• [BRIEF] Count how many lines hold the string "September". Answer with that number and nothing more.

• [RECORDS SHOWN]
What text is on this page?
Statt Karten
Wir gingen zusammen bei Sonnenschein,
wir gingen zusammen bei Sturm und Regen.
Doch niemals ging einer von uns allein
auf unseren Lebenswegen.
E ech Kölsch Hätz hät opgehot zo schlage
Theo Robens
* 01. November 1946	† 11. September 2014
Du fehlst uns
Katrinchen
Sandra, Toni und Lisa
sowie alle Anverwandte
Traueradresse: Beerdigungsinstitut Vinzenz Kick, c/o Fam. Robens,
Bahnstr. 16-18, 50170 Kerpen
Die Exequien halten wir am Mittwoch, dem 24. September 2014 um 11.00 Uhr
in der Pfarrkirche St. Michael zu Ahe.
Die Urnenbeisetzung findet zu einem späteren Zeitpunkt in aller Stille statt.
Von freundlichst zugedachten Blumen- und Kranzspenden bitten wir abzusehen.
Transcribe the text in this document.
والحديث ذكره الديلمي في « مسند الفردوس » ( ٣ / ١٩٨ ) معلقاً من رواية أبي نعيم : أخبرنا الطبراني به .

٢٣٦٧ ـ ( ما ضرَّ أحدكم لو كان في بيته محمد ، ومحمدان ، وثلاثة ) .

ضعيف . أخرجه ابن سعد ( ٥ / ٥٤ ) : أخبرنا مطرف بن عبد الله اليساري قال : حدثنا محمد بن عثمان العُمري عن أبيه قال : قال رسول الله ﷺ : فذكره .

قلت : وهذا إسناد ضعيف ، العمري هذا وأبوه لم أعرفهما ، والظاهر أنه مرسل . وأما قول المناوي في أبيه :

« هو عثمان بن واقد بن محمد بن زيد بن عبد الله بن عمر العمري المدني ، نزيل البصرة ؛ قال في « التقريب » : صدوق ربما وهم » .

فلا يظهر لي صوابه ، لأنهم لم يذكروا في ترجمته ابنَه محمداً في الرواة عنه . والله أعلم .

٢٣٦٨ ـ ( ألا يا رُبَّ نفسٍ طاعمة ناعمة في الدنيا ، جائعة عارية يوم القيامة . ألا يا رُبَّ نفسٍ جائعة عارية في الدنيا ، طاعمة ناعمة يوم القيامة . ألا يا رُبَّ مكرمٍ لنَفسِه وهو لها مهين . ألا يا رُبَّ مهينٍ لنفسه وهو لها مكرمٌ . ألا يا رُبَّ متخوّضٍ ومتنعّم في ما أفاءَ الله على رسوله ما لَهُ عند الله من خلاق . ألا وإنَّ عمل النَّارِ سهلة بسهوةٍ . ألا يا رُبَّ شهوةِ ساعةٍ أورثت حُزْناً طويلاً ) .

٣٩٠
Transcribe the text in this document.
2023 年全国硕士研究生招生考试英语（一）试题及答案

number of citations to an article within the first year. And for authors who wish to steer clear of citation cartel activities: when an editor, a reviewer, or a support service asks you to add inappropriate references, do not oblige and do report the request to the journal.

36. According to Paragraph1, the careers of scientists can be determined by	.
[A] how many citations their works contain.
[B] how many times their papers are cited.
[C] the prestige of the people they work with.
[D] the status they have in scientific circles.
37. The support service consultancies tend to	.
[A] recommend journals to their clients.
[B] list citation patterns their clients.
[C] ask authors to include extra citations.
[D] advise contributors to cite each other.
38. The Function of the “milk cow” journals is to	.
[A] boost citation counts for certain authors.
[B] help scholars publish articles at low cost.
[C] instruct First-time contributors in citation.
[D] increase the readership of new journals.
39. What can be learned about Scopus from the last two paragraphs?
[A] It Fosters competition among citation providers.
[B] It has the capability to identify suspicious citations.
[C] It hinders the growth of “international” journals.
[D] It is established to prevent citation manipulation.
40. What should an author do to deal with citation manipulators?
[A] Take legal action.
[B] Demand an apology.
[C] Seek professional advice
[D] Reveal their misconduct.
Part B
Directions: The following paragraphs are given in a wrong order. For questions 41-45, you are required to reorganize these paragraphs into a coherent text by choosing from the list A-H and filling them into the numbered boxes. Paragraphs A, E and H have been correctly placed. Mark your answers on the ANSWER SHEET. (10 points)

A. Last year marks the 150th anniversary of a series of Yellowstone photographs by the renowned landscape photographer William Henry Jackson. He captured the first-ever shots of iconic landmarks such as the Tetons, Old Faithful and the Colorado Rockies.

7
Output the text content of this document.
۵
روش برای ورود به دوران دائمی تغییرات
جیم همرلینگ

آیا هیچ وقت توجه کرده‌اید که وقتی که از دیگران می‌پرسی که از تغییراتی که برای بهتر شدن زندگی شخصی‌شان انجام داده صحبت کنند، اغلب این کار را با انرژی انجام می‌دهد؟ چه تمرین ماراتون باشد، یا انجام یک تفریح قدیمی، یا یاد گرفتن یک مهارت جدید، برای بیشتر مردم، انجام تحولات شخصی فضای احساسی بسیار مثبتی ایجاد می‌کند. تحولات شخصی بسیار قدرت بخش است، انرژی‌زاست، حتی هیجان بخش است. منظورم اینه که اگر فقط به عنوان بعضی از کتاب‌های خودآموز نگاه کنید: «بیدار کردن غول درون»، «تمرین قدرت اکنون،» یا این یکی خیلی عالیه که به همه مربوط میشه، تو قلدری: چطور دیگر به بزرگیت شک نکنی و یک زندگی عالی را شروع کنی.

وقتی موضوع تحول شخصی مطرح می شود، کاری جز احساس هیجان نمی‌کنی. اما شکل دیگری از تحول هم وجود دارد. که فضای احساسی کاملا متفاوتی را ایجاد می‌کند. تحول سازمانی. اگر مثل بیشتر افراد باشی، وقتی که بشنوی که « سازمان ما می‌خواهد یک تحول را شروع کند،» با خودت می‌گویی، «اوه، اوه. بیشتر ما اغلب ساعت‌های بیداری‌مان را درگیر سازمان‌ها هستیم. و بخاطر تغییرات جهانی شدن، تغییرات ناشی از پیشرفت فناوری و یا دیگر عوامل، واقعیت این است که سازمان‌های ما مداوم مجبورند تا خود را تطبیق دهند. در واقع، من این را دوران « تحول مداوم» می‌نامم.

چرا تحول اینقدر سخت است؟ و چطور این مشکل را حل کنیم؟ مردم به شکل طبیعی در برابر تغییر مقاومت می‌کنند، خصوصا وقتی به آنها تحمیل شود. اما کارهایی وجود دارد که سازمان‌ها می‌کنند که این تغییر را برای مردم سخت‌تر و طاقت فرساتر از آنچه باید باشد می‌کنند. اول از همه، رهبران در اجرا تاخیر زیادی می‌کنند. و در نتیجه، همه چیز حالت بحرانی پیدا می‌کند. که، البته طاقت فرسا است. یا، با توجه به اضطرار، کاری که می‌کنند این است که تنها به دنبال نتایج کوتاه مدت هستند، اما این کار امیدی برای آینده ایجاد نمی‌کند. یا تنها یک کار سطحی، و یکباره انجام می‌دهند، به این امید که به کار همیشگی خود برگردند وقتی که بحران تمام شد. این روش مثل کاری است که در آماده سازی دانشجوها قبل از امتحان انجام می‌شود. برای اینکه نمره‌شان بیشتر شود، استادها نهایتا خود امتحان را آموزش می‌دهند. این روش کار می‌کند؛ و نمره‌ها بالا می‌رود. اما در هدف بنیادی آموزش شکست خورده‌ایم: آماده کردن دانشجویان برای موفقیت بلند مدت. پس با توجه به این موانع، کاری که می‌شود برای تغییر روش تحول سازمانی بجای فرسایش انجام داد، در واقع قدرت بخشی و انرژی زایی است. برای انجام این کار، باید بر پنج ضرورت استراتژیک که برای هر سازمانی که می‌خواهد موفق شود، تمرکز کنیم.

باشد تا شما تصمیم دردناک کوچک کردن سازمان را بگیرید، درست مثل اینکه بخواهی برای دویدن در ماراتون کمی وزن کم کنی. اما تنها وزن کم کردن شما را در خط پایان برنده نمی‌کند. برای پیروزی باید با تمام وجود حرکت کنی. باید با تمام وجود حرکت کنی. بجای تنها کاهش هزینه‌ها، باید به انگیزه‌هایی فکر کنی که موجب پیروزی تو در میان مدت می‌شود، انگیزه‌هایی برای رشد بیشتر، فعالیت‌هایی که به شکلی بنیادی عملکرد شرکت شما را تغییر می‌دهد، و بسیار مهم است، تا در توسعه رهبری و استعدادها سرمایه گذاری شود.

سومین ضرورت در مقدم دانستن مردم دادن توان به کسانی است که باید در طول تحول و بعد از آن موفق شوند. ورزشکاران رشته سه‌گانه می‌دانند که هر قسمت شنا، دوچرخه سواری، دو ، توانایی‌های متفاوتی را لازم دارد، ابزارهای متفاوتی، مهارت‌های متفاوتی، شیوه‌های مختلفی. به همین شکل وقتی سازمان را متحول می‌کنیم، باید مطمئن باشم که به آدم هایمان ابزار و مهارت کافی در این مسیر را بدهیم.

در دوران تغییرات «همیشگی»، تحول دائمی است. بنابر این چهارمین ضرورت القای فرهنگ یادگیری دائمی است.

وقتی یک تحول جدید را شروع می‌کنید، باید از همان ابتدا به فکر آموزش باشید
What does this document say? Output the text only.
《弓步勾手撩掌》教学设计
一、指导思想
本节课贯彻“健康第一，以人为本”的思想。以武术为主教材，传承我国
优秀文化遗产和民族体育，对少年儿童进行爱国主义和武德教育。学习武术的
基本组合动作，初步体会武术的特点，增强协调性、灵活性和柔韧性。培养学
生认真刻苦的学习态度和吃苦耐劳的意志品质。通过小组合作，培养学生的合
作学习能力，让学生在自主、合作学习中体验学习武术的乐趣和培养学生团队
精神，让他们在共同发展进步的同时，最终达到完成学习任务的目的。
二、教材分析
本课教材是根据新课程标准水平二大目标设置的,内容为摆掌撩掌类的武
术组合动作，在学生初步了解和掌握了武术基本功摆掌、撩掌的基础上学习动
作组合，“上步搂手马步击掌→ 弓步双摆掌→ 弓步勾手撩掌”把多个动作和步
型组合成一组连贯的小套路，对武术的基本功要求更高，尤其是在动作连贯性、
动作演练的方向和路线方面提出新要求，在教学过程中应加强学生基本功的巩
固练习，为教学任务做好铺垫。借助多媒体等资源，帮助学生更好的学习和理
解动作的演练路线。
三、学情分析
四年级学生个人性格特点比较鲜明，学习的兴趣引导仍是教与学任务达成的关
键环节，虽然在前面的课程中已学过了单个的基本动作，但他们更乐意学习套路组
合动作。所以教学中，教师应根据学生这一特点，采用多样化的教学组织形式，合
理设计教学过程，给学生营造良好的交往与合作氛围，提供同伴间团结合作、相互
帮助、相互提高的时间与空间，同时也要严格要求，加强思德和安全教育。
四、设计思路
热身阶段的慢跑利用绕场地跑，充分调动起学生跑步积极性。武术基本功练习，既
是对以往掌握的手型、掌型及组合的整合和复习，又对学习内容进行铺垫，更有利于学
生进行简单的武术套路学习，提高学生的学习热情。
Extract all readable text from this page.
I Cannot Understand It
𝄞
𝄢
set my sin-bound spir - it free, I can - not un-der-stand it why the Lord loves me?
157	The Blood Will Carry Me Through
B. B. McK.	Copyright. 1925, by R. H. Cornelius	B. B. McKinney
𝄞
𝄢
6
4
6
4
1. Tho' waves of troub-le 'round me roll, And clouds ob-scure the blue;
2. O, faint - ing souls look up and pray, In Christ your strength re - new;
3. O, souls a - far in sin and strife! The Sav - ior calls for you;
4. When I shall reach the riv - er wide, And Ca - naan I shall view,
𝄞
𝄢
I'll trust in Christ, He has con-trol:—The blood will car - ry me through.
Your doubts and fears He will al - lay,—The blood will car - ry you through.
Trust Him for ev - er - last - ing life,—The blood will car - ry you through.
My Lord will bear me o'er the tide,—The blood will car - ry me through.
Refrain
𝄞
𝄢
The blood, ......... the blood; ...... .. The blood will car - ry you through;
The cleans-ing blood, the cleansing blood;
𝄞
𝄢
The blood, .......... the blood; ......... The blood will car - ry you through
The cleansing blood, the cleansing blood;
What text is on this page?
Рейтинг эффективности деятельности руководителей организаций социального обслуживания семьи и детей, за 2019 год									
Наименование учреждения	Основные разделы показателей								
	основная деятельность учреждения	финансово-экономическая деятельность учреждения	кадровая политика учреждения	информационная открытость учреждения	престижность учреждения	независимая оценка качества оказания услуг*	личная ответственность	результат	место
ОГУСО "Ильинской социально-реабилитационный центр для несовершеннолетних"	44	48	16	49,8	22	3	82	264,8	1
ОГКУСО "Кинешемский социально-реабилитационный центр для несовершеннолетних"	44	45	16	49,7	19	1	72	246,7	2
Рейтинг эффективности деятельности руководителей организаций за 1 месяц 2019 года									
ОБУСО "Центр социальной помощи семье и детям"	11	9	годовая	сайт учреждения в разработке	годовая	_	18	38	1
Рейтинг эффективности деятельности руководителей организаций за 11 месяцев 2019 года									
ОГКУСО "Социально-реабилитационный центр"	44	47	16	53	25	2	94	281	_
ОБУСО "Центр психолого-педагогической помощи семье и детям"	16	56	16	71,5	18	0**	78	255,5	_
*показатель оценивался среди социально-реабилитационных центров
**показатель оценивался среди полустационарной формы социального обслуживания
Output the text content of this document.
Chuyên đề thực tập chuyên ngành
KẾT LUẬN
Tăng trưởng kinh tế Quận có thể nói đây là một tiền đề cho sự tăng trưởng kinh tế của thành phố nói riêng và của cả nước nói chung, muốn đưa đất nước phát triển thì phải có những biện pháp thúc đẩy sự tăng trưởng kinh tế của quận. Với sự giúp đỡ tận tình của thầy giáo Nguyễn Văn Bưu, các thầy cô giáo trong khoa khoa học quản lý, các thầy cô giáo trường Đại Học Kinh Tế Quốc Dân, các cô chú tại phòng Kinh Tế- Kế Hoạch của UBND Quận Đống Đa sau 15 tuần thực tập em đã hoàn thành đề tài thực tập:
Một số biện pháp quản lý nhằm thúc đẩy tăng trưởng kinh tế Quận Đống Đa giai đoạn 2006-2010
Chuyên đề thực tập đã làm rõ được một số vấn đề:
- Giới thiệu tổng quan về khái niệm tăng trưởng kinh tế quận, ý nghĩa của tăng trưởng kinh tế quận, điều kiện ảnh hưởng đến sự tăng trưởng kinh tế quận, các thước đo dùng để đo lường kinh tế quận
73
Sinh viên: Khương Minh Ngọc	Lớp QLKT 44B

• [TASK SOLUTION] 2